Written task: Could the lines from the one with "Transcribe the text in this document." through the end of the listing be restated exactly, with nothing else included?

Data lines:
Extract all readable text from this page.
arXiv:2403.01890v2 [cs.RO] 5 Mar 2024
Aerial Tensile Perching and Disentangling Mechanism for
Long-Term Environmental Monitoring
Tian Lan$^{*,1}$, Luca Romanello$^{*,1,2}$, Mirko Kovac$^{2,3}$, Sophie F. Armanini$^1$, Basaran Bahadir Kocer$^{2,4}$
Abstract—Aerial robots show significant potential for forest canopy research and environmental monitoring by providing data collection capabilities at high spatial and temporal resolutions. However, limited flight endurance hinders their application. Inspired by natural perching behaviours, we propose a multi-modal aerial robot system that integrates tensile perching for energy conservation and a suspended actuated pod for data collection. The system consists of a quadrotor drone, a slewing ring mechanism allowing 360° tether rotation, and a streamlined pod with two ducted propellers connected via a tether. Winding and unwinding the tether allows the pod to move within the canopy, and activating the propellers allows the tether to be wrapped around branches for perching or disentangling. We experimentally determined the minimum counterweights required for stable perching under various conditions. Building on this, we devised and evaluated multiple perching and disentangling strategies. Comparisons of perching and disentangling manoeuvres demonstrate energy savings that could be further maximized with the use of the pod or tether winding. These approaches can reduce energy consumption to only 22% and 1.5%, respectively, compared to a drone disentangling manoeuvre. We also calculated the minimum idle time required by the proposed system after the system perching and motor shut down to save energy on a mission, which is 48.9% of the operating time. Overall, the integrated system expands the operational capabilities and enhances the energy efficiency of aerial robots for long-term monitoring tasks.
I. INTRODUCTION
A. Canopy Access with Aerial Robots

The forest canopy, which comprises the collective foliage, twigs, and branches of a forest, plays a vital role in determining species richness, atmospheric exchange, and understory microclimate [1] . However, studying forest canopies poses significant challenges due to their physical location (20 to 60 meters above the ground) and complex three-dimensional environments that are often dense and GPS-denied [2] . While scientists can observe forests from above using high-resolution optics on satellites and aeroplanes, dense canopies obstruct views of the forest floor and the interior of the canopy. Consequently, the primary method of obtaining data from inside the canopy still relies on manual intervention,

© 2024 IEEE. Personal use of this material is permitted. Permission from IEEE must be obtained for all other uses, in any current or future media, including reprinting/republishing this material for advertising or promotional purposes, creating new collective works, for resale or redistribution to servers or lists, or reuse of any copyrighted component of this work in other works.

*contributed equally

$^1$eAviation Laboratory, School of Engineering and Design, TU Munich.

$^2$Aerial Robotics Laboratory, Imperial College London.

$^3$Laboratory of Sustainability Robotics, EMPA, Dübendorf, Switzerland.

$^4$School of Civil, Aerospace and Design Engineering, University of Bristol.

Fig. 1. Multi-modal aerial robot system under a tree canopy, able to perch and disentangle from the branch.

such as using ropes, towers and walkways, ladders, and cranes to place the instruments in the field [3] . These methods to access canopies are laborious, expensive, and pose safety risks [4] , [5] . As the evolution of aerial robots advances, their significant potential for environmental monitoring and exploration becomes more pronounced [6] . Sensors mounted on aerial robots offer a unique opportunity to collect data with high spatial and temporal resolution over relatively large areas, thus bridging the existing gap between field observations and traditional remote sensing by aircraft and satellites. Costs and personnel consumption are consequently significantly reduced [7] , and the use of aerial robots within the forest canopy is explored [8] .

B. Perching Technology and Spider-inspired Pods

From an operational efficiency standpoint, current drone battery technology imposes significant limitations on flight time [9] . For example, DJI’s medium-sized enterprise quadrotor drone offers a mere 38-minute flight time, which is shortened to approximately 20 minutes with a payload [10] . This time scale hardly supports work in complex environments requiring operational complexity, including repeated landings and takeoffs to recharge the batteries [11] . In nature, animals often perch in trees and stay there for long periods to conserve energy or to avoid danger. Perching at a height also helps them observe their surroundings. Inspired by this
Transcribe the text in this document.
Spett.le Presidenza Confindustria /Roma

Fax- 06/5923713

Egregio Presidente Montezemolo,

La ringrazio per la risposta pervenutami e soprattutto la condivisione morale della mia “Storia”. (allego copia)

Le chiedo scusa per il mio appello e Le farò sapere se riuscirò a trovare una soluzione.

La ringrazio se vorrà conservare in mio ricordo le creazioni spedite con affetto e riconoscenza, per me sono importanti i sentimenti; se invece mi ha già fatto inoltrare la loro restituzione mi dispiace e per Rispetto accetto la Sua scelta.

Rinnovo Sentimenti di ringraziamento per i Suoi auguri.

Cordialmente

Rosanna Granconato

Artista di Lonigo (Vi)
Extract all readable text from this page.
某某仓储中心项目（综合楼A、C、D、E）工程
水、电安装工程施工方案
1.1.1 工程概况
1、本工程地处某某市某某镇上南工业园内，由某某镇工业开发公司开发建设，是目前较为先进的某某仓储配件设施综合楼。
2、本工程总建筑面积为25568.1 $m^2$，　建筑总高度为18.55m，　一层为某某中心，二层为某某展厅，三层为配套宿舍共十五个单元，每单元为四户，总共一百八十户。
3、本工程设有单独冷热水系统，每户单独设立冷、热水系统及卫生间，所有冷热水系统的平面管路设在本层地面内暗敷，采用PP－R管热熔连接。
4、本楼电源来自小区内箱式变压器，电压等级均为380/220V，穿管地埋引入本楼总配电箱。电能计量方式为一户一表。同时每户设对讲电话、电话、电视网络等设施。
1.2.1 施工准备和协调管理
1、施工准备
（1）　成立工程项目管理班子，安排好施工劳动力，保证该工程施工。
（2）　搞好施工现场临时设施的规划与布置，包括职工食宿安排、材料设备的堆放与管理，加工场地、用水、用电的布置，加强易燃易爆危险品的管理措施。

Result for this exercise:
Transcribe the text in this document.
Spett.le Presidenza Confindustria /Roma

Fax- 06/5923713

Egregio Presidente Montezemolo,

La ringrazio per la risposta pervenutami e soprattutto la condivisione morale della mia “Storia”. (allego copia)

Le chiedo scusa per il mio appello e Le farò sapere se riuscirò a trovare una soluzione.

La ringrazio se vorrà conservare in mio ricordo le creazioni spedite con affetto e riconoscenza, per me sono importanti i sentimenti; se invece mi ha già fatto inoltrare la loro restituzione mi dispiace e per Rispetto accetto la Sua scelta.

Rinnovo Sentimenti di ringraziamento per i Suoi auguri.

Cordialmente

Rosanna Granconato

Artista di Lonigo (Vi)
Extract all readable text from this page.
某某仓储中心项目（综合楼A、C、D、E）工程
水、电安装工程施工方案
1.1.1 工程概况
1、本工程地处某某市某某镇上南工业园内，由某某镇工业开发公司开发建设，是目前较为先进的某某仓储配件设施综合楼。
2、本工程总建筑面积为25568.1 $m^2$，　建筑总高度为18.55m，　一层为某某中心，二层为某某展厅，三层为配套宿舍共十五个单元，每单元为四户，总共一百八十户。
3、本工程设有单独冷热水系统，每户单独设立冷、热水系统及卫生间，所有冷热水系统的平面管路设在本层地面内暗敷，采用PP－R管热熔连接。
4、本楼电源来自小区内箱式变压器，电压等级均为380/220V，穿管地埋引入本楼总配电箱。电能计量方式为一户一表。同时每户设对讲电话、电话、电视网络等设施。
1.2.1 施工准备和协调管理
1、施工准备
（1）　成立工程项目管理班子，安排好施工劳动力，保证该工程施工。
（2）　搞好施工现场临时设施的规划与布置，包括职工食宿安排、材料设备的堆放与管理，加工场地、用水、用电的布置，加强易燃易爆危险品的管理措施。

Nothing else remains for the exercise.